[Stored entries]
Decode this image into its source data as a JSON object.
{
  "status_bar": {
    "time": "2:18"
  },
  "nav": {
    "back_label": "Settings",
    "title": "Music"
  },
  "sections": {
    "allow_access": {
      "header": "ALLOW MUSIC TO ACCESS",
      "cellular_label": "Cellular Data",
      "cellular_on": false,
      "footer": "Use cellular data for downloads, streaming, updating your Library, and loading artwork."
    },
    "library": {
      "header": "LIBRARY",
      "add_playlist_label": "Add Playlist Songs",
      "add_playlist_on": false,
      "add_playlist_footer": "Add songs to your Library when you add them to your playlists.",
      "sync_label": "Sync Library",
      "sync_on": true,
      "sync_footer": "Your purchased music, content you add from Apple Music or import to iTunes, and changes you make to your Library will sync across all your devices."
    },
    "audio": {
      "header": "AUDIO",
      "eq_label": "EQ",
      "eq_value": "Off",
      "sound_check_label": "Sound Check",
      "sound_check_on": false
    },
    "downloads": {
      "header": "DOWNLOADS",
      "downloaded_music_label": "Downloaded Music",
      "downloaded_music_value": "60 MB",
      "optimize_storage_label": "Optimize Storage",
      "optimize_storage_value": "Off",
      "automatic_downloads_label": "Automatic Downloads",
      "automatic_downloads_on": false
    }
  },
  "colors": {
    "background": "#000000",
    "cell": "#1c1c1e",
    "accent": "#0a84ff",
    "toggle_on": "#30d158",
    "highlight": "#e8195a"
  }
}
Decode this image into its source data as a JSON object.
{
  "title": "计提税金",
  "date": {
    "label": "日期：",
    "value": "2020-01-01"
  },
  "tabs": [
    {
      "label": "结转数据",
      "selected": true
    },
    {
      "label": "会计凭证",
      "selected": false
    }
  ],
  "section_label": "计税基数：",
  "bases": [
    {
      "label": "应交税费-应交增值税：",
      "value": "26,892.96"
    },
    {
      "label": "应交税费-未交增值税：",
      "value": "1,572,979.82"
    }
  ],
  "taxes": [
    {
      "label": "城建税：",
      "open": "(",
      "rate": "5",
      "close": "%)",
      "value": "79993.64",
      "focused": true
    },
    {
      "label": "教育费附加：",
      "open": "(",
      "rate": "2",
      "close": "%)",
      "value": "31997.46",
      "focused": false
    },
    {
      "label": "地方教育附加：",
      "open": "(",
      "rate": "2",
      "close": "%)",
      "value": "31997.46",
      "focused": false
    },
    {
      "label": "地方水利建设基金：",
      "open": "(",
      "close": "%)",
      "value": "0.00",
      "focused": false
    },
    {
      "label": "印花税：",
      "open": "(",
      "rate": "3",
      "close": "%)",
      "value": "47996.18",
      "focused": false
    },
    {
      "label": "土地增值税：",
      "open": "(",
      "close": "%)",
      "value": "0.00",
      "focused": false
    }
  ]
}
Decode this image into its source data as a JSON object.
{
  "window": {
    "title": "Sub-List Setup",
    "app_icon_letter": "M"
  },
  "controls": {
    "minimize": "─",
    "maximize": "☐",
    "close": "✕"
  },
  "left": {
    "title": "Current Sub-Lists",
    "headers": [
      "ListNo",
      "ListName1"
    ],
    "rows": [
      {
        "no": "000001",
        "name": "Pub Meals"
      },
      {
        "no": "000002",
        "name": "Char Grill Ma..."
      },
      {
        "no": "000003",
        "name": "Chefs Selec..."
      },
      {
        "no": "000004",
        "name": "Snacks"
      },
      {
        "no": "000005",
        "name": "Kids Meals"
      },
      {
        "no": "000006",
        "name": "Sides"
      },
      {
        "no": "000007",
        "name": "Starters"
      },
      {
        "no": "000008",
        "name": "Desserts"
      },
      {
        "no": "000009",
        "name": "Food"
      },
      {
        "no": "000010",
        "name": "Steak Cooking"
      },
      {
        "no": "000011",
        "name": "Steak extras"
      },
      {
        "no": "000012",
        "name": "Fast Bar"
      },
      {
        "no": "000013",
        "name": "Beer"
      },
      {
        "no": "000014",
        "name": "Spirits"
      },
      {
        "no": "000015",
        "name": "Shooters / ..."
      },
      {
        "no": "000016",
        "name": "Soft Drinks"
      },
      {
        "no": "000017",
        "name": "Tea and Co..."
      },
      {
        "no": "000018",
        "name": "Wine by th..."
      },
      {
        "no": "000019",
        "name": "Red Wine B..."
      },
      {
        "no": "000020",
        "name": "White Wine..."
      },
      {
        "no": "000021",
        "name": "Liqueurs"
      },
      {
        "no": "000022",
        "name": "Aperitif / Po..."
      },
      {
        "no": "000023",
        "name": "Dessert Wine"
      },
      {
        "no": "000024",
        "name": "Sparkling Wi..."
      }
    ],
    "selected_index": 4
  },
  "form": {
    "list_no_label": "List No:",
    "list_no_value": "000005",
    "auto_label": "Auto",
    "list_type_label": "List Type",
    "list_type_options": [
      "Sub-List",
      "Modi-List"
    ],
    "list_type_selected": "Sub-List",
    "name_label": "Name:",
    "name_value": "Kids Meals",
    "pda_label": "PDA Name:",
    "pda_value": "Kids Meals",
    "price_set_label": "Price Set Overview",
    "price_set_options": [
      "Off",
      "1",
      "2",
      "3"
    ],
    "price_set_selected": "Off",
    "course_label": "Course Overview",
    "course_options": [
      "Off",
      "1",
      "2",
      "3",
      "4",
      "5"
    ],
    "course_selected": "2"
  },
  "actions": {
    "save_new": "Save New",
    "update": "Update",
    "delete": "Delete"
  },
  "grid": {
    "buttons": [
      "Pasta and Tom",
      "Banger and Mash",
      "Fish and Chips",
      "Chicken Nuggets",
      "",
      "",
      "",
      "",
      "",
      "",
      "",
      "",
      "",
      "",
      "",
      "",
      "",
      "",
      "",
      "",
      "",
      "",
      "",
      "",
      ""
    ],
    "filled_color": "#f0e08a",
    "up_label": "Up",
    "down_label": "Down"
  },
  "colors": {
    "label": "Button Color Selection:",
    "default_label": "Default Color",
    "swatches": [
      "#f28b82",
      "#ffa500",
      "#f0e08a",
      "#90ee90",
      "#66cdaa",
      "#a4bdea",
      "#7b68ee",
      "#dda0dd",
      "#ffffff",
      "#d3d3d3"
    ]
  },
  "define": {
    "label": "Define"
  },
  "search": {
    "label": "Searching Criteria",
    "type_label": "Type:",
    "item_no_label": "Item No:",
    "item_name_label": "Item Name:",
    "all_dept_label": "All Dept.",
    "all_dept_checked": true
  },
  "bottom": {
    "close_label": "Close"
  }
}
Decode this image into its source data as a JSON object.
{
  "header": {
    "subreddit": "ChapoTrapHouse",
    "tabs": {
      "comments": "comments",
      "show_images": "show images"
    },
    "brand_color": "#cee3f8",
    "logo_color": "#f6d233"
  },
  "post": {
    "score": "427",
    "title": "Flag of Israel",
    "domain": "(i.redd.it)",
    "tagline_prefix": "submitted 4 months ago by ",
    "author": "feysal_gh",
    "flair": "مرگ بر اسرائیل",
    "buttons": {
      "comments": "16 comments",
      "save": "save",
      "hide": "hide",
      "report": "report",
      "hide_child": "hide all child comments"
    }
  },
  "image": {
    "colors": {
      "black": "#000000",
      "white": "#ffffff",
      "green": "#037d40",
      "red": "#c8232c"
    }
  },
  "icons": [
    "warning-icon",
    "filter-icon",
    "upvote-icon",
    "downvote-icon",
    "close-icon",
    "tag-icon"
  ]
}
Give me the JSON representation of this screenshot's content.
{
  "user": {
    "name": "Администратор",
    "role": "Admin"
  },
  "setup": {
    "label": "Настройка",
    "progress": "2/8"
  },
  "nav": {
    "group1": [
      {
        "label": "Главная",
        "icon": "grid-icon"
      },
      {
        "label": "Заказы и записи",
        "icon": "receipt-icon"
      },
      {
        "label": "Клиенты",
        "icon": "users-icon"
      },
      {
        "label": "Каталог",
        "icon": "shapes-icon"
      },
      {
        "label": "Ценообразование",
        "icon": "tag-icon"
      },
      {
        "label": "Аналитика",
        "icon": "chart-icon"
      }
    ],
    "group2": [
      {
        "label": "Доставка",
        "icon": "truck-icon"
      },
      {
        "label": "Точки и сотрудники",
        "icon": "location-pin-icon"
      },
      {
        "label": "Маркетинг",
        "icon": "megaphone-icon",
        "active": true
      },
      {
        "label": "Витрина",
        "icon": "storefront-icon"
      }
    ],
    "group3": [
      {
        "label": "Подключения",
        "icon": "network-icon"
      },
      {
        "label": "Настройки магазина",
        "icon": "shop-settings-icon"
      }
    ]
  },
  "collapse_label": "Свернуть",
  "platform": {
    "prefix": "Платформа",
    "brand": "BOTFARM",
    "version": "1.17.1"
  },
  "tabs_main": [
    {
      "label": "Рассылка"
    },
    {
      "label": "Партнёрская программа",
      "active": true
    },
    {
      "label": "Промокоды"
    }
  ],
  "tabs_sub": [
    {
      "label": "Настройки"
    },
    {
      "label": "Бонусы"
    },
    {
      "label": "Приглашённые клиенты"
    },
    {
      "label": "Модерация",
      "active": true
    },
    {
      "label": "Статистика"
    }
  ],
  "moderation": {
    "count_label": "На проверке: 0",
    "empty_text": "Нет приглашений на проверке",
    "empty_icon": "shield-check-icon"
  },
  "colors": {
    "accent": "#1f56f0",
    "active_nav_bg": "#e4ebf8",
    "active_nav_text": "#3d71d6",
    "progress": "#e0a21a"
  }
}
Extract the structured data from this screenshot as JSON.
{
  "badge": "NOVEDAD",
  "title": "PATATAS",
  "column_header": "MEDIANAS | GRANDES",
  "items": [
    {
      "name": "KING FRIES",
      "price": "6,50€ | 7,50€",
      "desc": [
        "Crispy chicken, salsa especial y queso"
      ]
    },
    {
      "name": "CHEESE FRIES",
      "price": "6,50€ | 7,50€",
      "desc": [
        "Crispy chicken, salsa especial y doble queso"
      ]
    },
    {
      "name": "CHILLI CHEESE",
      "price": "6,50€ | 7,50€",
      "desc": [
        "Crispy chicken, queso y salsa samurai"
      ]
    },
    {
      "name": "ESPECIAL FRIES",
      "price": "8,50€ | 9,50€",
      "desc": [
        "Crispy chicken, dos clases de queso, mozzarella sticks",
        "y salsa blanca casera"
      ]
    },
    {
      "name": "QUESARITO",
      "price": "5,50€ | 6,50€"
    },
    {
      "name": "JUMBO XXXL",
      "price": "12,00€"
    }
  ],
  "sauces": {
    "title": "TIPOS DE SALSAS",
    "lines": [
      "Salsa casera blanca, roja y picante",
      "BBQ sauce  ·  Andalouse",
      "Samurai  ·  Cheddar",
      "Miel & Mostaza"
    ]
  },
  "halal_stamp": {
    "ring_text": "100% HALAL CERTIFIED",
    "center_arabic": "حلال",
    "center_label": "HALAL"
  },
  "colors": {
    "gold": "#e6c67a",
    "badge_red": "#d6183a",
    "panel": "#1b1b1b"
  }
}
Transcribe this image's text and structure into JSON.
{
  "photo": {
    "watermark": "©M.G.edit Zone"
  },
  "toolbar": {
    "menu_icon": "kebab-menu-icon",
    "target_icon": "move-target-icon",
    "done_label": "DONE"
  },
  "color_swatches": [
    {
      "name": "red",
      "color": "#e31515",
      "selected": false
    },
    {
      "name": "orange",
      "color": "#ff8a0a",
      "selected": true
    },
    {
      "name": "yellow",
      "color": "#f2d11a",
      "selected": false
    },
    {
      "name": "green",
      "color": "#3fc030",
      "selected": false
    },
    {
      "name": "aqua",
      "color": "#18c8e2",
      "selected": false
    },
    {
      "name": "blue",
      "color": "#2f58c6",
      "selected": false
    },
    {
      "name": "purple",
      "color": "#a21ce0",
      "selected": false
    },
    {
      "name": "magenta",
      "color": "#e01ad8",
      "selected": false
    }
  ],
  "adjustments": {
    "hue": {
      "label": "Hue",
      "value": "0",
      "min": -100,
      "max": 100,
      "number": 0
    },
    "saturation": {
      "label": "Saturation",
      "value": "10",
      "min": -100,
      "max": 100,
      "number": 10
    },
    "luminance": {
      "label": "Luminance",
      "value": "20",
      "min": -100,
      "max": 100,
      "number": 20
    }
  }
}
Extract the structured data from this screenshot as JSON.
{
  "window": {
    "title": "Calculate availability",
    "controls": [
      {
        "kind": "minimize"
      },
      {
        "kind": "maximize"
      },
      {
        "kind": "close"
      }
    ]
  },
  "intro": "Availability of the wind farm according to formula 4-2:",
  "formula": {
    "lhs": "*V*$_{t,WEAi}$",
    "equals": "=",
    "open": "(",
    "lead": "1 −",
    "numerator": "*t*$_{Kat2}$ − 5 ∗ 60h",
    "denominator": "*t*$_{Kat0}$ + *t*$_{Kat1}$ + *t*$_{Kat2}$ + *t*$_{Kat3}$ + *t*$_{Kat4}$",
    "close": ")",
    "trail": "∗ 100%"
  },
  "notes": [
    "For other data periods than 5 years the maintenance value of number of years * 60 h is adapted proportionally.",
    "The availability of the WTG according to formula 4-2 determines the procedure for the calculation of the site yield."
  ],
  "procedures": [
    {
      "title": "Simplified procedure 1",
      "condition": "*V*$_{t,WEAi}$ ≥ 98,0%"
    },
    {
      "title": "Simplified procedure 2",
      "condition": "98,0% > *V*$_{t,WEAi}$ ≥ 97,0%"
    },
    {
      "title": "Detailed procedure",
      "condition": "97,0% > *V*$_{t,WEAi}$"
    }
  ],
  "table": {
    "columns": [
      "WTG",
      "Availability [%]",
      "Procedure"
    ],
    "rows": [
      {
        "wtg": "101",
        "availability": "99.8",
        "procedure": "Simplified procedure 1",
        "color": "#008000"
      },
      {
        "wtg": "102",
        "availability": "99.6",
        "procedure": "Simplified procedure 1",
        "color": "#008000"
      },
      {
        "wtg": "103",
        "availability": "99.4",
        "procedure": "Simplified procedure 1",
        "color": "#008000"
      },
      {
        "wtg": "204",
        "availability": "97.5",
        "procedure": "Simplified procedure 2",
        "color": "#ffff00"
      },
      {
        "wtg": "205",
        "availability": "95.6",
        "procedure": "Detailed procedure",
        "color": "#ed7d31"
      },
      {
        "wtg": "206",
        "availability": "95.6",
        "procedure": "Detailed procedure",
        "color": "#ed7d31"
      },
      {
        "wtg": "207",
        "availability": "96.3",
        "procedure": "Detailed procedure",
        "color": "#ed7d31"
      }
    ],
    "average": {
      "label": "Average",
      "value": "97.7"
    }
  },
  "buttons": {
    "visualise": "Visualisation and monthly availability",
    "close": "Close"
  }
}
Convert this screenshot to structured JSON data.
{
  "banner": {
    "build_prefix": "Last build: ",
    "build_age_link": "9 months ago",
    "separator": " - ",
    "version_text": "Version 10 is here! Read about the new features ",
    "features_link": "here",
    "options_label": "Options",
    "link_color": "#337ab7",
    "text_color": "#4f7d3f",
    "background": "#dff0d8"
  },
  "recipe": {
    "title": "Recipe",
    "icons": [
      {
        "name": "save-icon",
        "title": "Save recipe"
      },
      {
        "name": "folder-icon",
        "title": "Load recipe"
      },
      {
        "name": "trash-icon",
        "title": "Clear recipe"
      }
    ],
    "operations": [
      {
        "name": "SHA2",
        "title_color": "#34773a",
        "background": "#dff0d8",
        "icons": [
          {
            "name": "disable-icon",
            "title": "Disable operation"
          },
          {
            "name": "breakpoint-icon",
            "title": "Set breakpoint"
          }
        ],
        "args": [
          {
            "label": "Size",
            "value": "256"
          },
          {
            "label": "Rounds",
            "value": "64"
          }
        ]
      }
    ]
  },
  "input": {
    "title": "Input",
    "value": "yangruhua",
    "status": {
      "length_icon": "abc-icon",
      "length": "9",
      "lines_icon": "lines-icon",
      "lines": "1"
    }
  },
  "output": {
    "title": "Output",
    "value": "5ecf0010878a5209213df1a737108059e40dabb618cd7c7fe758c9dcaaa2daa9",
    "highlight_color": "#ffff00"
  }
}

◆ Stated exercise
Pull out all lines of the data with the string "проверке".

◆ Solution for this exercise
    "count_label": "На проверке: 0",
    "empty_text": "Нет приглашений на проверке",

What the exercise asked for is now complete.